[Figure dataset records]
====

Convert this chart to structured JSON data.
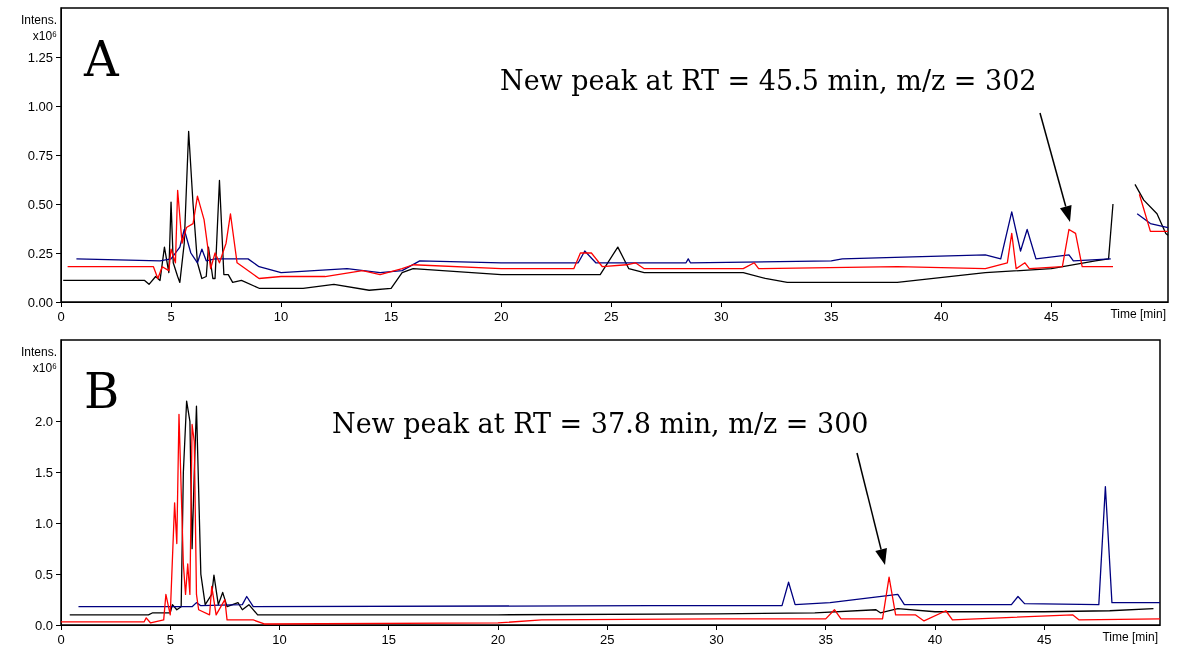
{
  "chart_data": [
    {
      "type": "line",
      "title": "A",
      "xlabel": "Time [min]",
      "ylabel": "Intens. x10⁶",
      "xlim": [
        0,
        50.3
      ],
      "xticks": [
        0,
        5,
        10,
        15,
        20,
        25,
        30,
        35,
        40,
        45
      ],
      "ylim": [
        0,
        1.5
      ],
      "yticks": [
        {
          "value": 0,
          "label": "0.00"
        },
        {
          "value": 0.25,
          "label": "0.25"
        },
        {
          "value": 0.5,
          "label": "0.50"
        },
        {
          "value": 0.75,
          "label": "0.75"
        },
        {
          "value": 1,
          "label": "1.00"
        },
        {
          "value": 1.25,
          "label": "1.25"
        }
      ],
      "annotations": [
        "New peak at RT = 45.5 min, m/z = 302"
      ],
      "series": [
        {
          "color": "#000000",
          "x": [
            0.1,
            3.8,
            4.0,
            4.3,
            4.5,
            4.7,
            4.9,
            5.0,
            5.1,
            5.3,
            5.4,
            5.6,
            5.8,
            6.0,
            6.2,
            6.4,
            6.6,
            6.7,
            6.9,
            7.0,
            7.2,
            7.4,
            7.6,
            7.8,
            8.2,
            9,
            11,
            12.4,
            14,
            15,
            15.5,
            16,
            20,
            24.5,
            25.3,
            25.8,
            26.5,
            31,
            32,
            33,
            38,
            42,
            45,
            47,
            47.6,
            47.8,
            48,
            48.6,
            48.8,
            49.2,
            49.8,
            50.2,
            50.3
          ],
          "values": [
            0.11,
            0.11,
            0.09,
            0.13,
            0.11,
            0.28,
            0.15,
            0.51,
            0.2,
            0.13,
            0.1,
            0.3,
            0.87,
            0.5,
            0.2,
            0.12,
            0.13,
            0.28,
            0.12,
            0.12,
            0.62,
            0.14,
            0.14,
            0.1,
            0.11,
            0.07,
            0.07,
            0.09,
            0.06,
            0.07,
            0.15,
            0.17,
            0.14,
            0.14,
            0.28,
            0.17,
            0.15,
            0.15,
            0.12,
            0.1,
            0.1,
            0.15,
            0.17,
            0.21,
            0.22,
            0.5,
            null,
            null,
            0.6,
            0.52,
            0.45,
            0.35,
            0.34
          ]
        },
        {
          "color": "#000080",
          "x": [
            0.7,
            4.5,
            5.0,
            5.4,
            5.6,
            5.9,
            6.2,
            6.4,
            6.6,
            7,
            8.5,
            9,
            10,
            13,
            14.5,
            15.5,
            16.3,
            20,
            23.5,
            23.8,
            24.3,
            28.4,
            28.5,
            28.6,
            35,
            35.5,
            38.7,
            42,
            42.7,
            43.2,
            43.6,
            43.9,
            44.3,
            45.8,
            46,
            47.7,
            47.9,
            48.6,
            48.9,
            49.5,
            50.3
          ],
          "values": [
            0.22,
            0.21,
            0.22,
            0.28,
            0.37,
            0.25,
            0.2,
            0.27,
            0.21,
            0.22,
            0.22,
            0.18,
            0.15,
            0.17,
            0.15,
            0.16,
            0.21,
            0.2,
            0.2,
            0.26,
            0.2,
            0.2,
            0.22,
            0.2,
            0.21,
            0.22,
            0.23,
            0.24,
            0.22,
            0.46,
            0.26,
            0.37,
            0.22,
            0.24,
            0.21,
            0.22,
            null,
            null,
            0.45,
            0.4,
            0.38
          ]
        },
        {
          "color": "#ff0000",
          "x": [
            0.3,
            4.2,
            4.4,
            4.6,
            4.9,
            5.0,
            5.2,
            5.3,
            5.5,
            5.7,
            6.0,
            6.2,
            6.5,
            6.8,
            7.0,
            7.2,
            7.5,
            7.7,
            8.0,
            9,
            10,
            12,
            13.7,
            14.5,
            15.5,
            16,
            20,
            23.3,
            23.6,
            24.1,
            24.6,
            25.7,
            26.1,
            26.5,
            31,
            31.5,
            31.7,
            38,
            42,
            43,
            43.2,
            43.4,
            43.8,
            44,
            45.5,
            45.8,
            46.1,
            46.4,
            47.8,
            48,
            48.8,
            49,
            49.5,
            50.3
          ],
          "values": [
            0.18,
            0.18,
            0.12,
            0.18,
            0.16,
            0.27,
            0.2,
            0.57,
            0.3,
            0.38,
            0.4,
            0.54,
            0.42,
            0.17,
            0.25,
            0.2,
            0.3,
            0.45,
            0.2,
            0.12,
            0.13,
            0.13,
            0.16,
            0.14,
            0.17,
            0.19,
            0.17,
            0.17,
            0.25,
            0.25,
            0.18,
            0.19,
            0.2,
            0.17,
            0.17,
            0.2,
            0.17,
            0.18,
            0.17,
            0.2,
            0.35,
            0.17,
            0.2,
            0.17,
            0.18,
            0.37,
            0.35,
            0.18,
            0.18,
            null,
            null,
            0.55,
            0.36,
            0.36
          ]
        }
      ]
    },
    {
      "type": "line",
      "title": "B",
      "xlabel": "Time [min]",
      "ylabel": "Intens. x10⁶",
      "xlim": [
        0,
        50.3
      ],
      "xticks": [
        0,
        5,
        10,
        15,
        20,
        25,
        30,
        35,
        40,
        45
      ],
      "ylim": [
        0,
        2.8
      ],
      "yticks": [
        {
          "value": 0,
          "label": "0.0"
        },
        0.5,
        {
          "value": 1,
          "label": "1.0"
        },
        1.5,
        {
          "value": 2,
          "label": "2.0"
        }
      ],
      "annotations": [
        "New peak at RT = 37.8 min, m/z = 300"
      ],
      "series": [
        {
          "color": "#000000",
          "x": [
            0.4,
            4,
            4.2,
            5,
            5.1,
            5.3,
            5.5,
            5.6,
            5.75,
            5.9,
            6.0,
            6.1,
            6.2,
            6.4,
            6.6,
            6.9,
            7.0,
            7.2,
            7.4,
            7.6,
            8.1,
            8.3,
            8.6,
            9,
            20,
            30,
            34.5,
            37.3,
            37.5,
            38.3,
            40,
            45,
            48,
            50
          ],
          "values": [
            0.1,
            0.1,
            0.12,
            0.12,
            0.2,
            0.15,
            0.18,
            1.5,
            2.2,
            2.0,
            0.75,
            1.5,
            2.15,
            0.5,
            0.2,
            0.3,
            0.49,
            0.2,
            0.32,
            0.18,
            0.22,
            0.15,
            0.2,
            0.1,
            0.1,
            0.11,
            0.12,
            0.15,
            0.12,
            0.16,
            0.13,
            0.13,
            0.14,
            0.16
          ]
        },
        {
          "color": "#000080",
          "x": [
            0.8,
            6,
            6.2,
            6.4,
            8.3,
            8.5,
            8.8,
            27,
            33,
            33.3,
            33.6,
            35.2,
            38.3,
            38.6,
            43.5,
            43.8,
            44.1,
            47.5,
            47.8,
            48.1,
            50.3
          ],
          "values": [
            0.18,
            0.18,
            0.22,
            0.19,
            0.2,
            0.28,
            0.18,
            0.19,
            0.19,
            0.42,
            0.2,
            0.22,
            0.3,
            0.2,
            0.2,
            0.28,
            0.21,
            0.2,
            1.36,
            0.22,
            0.22
          ]
        },
        {
          "color": "#ff0000",
          "x": [
            0,
            3.8,
            3.9,
            4.1,
            4.7,
            4.8,
            5.0,
            5.2,
            5.3,
            5.4,
            5.6,
            5.7,
            5.8,
            5.9,
            6.0,
            6.1,
            6.2,
            6.3,
            6.8,
            6.9,
            7.1,
            7.5,
            7.6,
            8.8,
            9.3,
            20,
            22,
            30,
            35,
            35.4,
            35.7,
            37.6,
            37.9,
            38.2,
            39.1,
            39.5,
            40.5,
            40.8,
            46.3,
            46.6,
            50.3
          ],
          "values": [
            0.03,
            0.03,
            0.07,
            0.02,
            0.05,
            0.3,
            0.1,
            1.2,
            0.8,
            2.07,
            0.6,
            0.3,
            0.6,
            0.3,
            1.97,
            1.8,
            0.3,
            0.15,
            0.1,
            0.38,
            0.1,
            0.25,
            0.05,
            0.05,
            0.01,
            0.02,
            0.05,
            0.06,
            0.06,
            0.15,
            0.06,
            0.06,
            0.47,
            0.1,
            0.1,
            0.04,
            0.14,
            0.05,
            0.1,
            0.05,
            0.06
          ]
        }
      ]
    }
  ]
}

====

DESCRIPTION OF THE TASK
Find every line in the records above that contains the word "peak", and copy each one.

THE OUTPUT
        "New peak at RT = 45.5 min, m/z = 302"
        "New peak at RT = 37.8 min, m/z = 300"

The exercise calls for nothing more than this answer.